───── RECORDS TO USE ─────

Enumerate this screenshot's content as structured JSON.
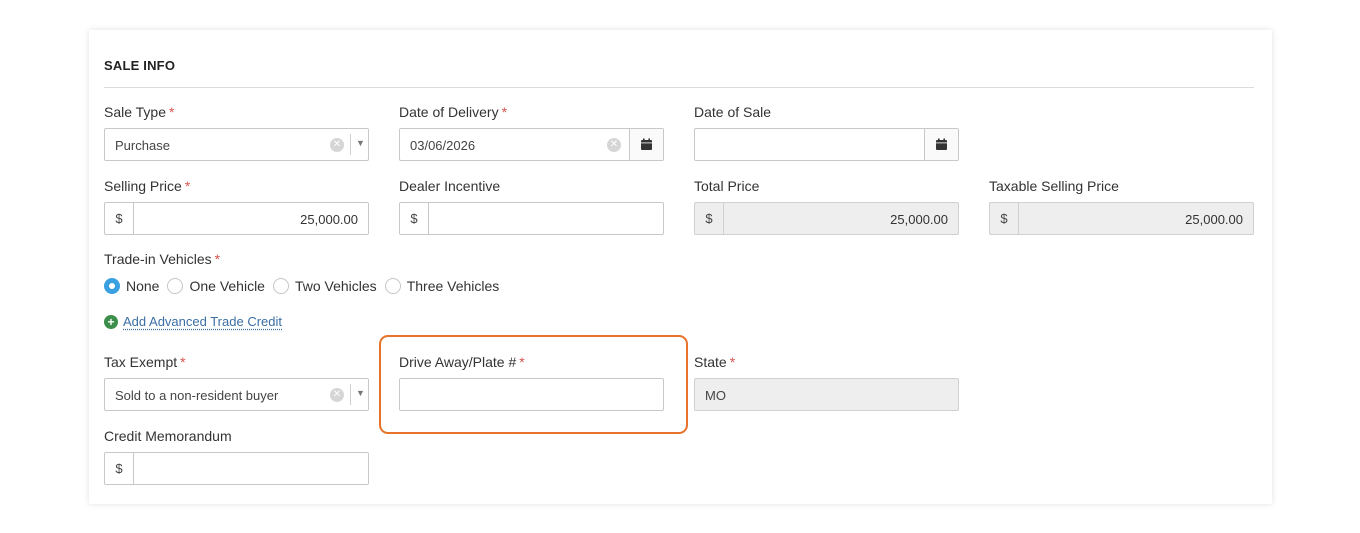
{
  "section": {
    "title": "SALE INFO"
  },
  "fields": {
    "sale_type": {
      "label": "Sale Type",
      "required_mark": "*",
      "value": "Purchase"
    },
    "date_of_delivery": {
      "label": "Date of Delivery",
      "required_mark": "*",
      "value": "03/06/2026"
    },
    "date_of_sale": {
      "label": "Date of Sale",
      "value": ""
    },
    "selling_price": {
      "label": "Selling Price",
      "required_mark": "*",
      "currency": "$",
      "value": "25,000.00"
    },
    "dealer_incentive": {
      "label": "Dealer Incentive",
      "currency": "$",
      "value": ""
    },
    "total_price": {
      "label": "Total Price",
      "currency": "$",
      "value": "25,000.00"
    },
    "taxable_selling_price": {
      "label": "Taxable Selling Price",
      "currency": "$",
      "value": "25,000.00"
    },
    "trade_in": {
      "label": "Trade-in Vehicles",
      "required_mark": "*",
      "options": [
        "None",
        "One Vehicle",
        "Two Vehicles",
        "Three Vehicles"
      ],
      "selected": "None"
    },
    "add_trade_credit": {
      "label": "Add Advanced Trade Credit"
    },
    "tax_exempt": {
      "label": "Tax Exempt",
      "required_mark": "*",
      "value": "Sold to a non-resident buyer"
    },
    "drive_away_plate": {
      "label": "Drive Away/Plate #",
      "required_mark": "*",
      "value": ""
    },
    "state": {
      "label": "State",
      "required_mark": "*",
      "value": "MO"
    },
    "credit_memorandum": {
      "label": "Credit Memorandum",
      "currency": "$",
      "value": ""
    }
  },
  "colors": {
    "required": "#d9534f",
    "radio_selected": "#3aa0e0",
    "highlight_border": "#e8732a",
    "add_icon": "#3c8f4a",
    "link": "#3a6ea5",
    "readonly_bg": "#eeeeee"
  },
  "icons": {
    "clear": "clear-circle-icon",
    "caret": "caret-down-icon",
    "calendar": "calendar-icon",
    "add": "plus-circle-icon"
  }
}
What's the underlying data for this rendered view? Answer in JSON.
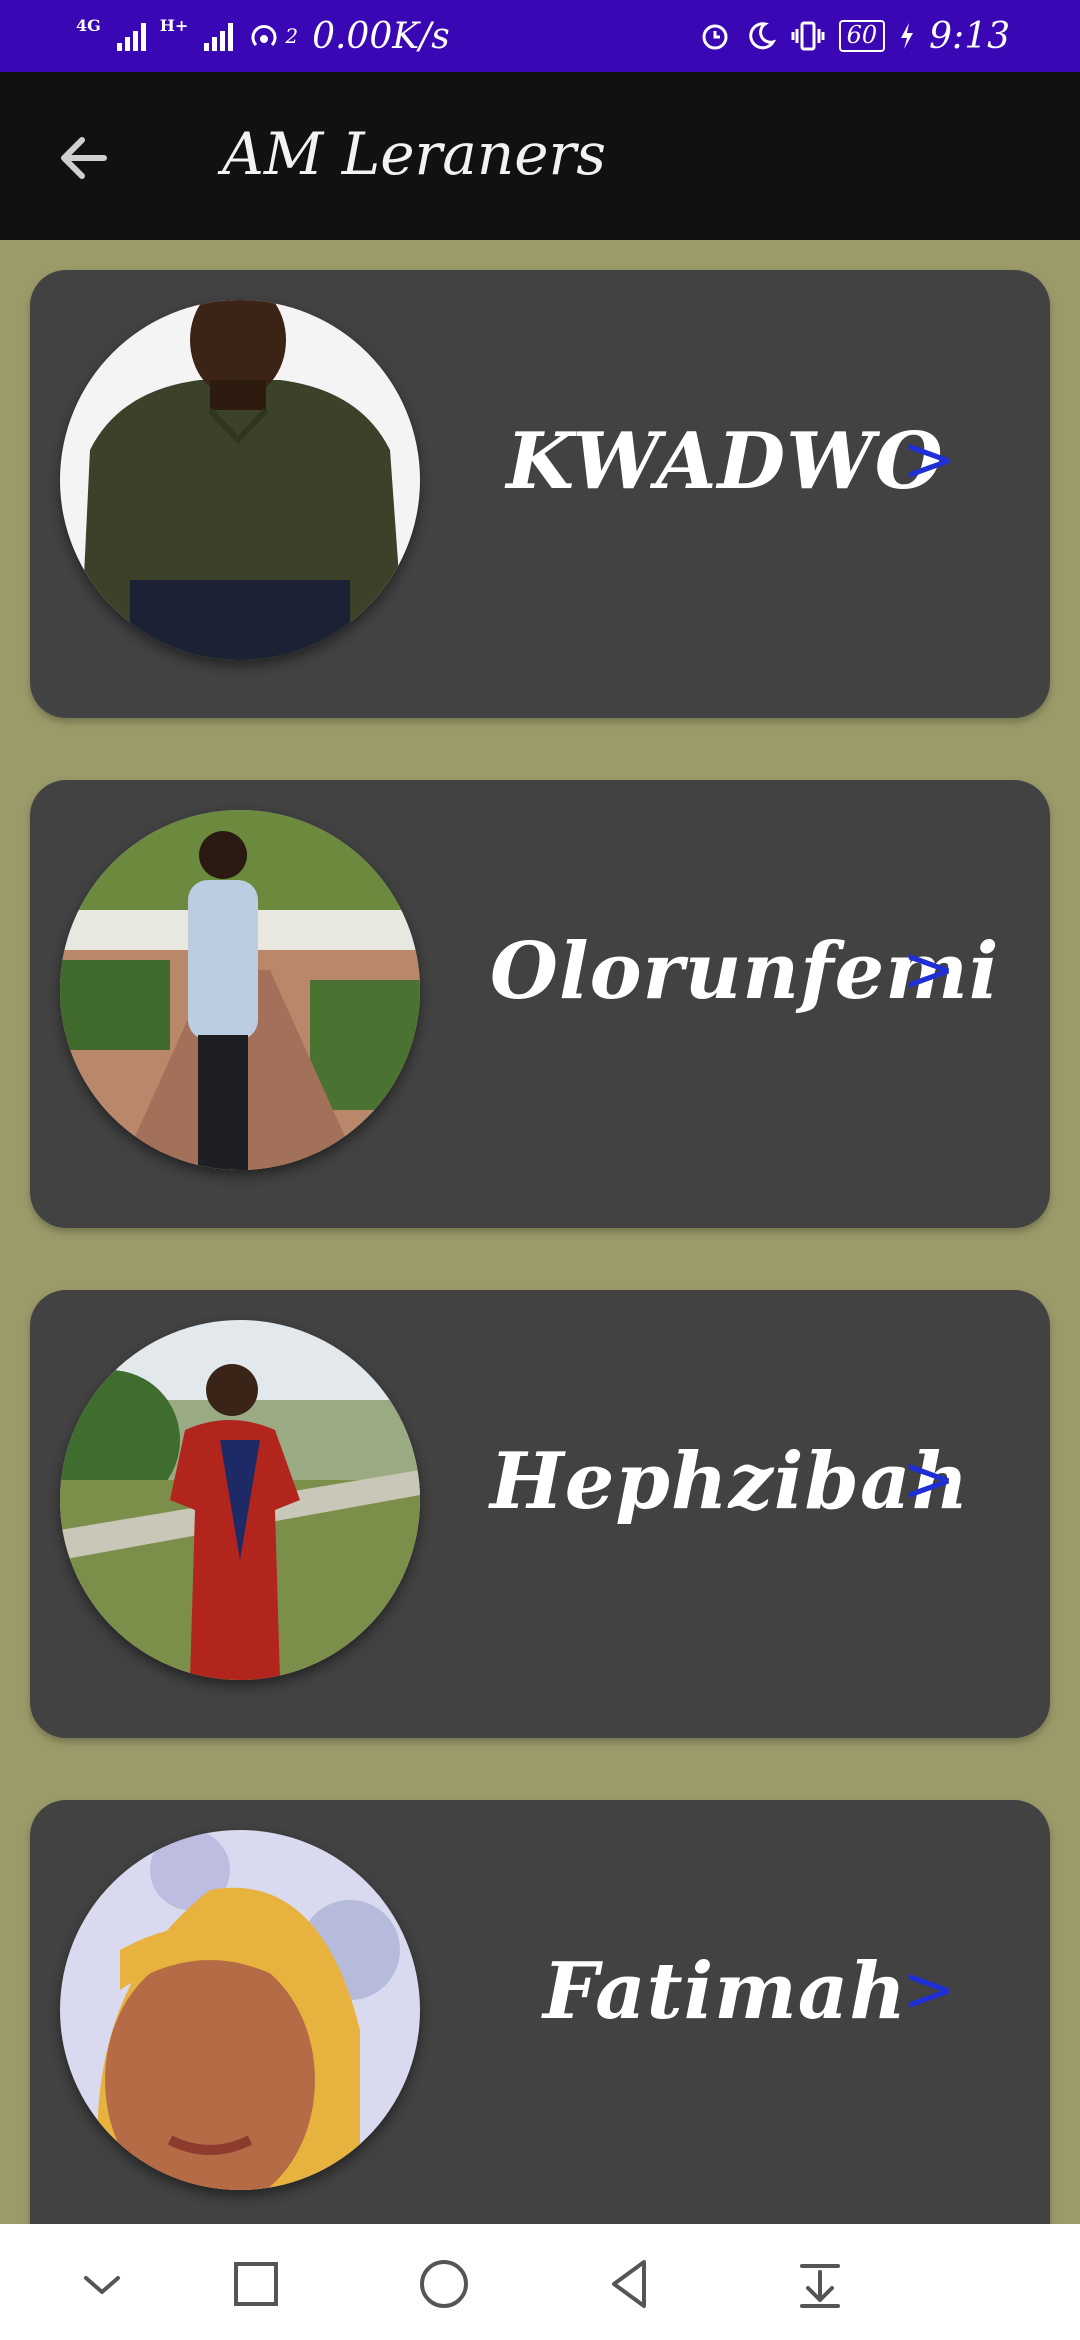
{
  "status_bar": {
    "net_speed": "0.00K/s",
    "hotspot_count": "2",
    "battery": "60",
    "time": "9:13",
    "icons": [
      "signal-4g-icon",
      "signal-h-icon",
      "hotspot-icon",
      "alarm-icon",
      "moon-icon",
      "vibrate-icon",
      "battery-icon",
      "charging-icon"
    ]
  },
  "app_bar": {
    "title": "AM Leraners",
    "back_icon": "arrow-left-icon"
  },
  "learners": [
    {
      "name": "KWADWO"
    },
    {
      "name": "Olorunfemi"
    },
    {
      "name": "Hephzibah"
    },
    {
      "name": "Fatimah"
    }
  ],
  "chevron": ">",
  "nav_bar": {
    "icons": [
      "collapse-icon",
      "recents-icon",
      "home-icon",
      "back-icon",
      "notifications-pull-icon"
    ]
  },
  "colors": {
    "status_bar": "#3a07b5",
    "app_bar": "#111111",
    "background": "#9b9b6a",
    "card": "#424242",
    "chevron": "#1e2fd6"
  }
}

─────

STATED GOAL: Set down every entry word for word, but omit the pictures.

COMPLETED EXERCISE:
Enumerate this screenshot's content as structured JSON.
{
  "section": {
    "title": "SALE INFO"
  },
  "fields": {
    "sale_type": {
      "label": "Sale Type",
      "required_mark": "*",
      "value": "Purchase"
    },
    "date_of_delivery": {
      "label": "Date of Delivery",
      "required_mark": "*",
      "value": "03/06/2026"
    },
    "date_of_sale": {
      "label": "Date of Sale",
      "value": ""
    },
    "selling_price": {
      "label": "Selling Price",
      "required_mark": "*",
      "currency": "$",
      "value": "25,000.00"
    },
    "dealer_incentive": {
      "label": "Dealer Incentive",
      "currency": "$",
      "value": ""
    },
    "total_price": {
      "label": "Total Price",
      "currency": "$",
      "value": "25,000.00"
    },
    "taxable_selling_price": {
      "label": "Taxable Selling Price",
      "currency": "$",
      "value": "25,000.00"
    },
    "trade_in": {
      "label": "Trade-in Vehicles",
      "required_mark": "*",
      "options": [
        "None",
        "One Vehicle",
        "Two Vehicles",
        "Three Vehicles"
      ],
      "selected": "None"
    },
    "add_trade_credit": {
      "label": "Add Advanced Trade Credit"
    },
    "tax_exempt": {
      "label": "Tax Exempt",
      "required_mark": "*",
      "value": "Sold to a non-resident buyer"
    },
    "drive_away_plate": {
      "label": "Drive Away/Plate #",
      "required_mark": "*",
      "value": ""
    },
    "state": {
      "label": "State",
      "required_mark": "*",
      "value": "MO"
    },
    "credit_memorandum": {
      "label": "Credit Memorandum",
      "currency": "$",
      "value": ""
    }
  },
  "colors": {
    "required": "#d9534f",
    "radio_selected": "#3aa0e0",
    "highlight_border": "#e8732a",
    "add_icon": "#3c8f4a",
    "link": "#3a6ea5",
    "readonly_bg": "#eeeeee"
  },
  "icons": {
    "clear": "clear-circle-icon",
    "caret": "caret-down-icon",
    "calendar": "calendar-icon",
    "add": "plus-circle-icon"
  }
}
What's the underlying data for this rendered view? Answer in JSON.
{
  "status_bar": {
    "net_speed": "0.00K/s",
    "hotspot_count": "2",
    "battery": "60",
    "time": "9:13",
    "icons": [
      "signal-4g-icon",
      "signal-h-icon",
      "hotspot-icon",
      "alarm-icon",
      "moon-icon",
      "vibrate-icon",
      "battery-icon",
      "charging-icon"
    ]
  },
  "app_bar": {
    "title": "AM Leraners",
    "back_icon": "arrow-left-icon"
  },
  "learners": [
    {
      "name": "KWADWO"
    },
    {
      "name": "Olorunfemi"
    },
    {
      "name": "Hephzibah"
    },
    {
      "name": "Fatimah"
    }
  ],
  "chevron": ">",
  "nav_bar": {
    "icons": [
      "collapse-icon",
      "recents-icon",
      "home-icon",
      "back-icon",
      "notifications-pull-icon"
    ]
  },
  "colors": {
    "status_bar": "#3a07b5",
    "app_bar": "#111111",
    "background": "#9b9b6a",
    "card": "#424242",
    "chevron": "#1e2fd6"
  }
}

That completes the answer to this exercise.